* _Provided records_

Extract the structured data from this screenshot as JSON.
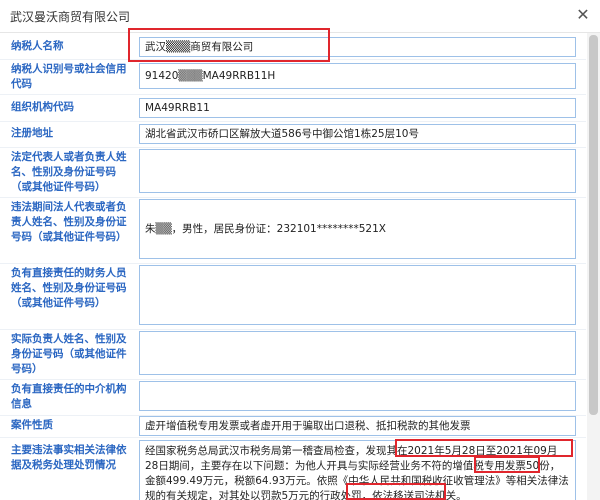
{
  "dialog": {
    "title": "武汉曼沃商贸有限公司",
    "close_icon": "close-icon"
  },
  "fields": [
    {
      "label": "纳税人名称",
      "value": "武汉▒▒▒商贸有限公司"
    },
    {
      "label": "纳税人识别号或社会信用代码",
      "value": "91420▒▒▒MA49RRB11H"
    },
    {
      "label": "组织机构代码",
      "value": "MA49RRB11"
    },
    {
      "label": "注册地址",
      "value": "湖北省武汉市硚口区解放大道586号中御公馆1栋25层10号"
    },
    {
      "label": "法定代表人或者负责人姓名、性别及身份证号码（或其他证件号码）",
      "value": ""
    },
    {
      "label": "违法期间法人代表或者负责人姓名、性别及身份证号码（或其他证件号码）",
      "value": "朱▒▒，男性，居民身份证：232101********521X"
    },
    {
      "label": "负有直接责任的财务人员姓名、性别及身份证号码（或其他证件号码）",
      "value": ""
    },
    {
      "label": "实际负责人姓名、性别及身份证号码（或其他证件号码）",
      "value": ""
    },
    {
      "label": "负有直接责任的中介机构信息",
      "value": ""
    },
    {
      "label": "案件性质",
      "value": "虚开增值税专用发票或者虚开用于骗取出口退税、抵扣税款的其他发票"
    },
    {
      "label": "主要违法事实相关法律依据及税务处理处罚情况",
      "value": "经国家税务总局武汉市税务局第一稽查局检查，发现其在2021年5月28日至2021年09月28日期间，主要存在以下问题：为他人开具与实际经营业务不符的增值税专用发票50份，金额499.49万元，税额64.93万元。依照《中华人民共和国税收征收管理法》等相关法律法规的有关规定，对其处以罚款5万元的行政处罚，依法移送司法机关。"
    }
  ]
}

==

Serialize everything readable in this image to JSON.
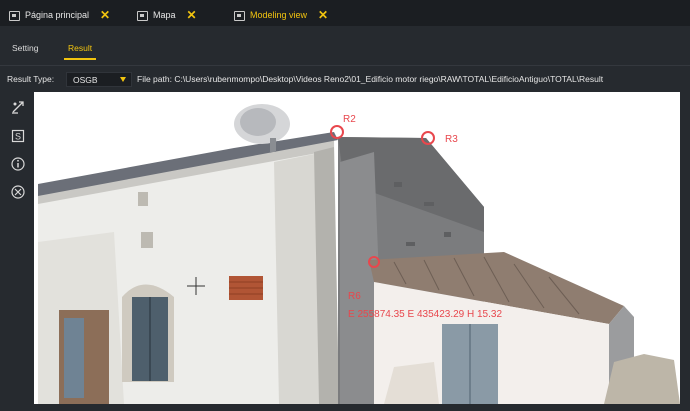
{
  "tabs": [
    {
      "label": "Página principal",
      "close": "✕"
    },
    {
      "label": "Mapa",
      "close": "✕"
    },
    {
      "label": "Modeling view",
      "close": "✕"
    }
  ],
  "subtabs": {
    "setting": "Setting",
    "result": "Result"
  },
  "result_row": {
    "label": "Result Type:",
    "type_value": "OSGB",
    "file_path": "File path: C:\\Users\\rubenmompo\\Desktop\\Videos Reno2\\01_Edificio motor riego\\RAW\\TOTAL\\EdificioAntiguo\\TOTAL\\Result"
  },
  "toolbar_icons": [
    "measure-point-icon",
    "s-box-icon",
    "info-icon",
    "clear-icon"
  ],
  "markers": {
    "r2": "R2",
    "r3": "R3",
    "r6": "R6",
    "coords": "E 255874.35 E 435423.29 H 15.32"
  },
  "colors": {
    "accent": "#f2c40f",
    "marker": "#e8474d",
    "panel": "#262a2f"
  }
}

* _What you are asked to do_
Looking at the material above, count the lines containing the string "JSON" and reply with the count alone.

* _Complete response_
2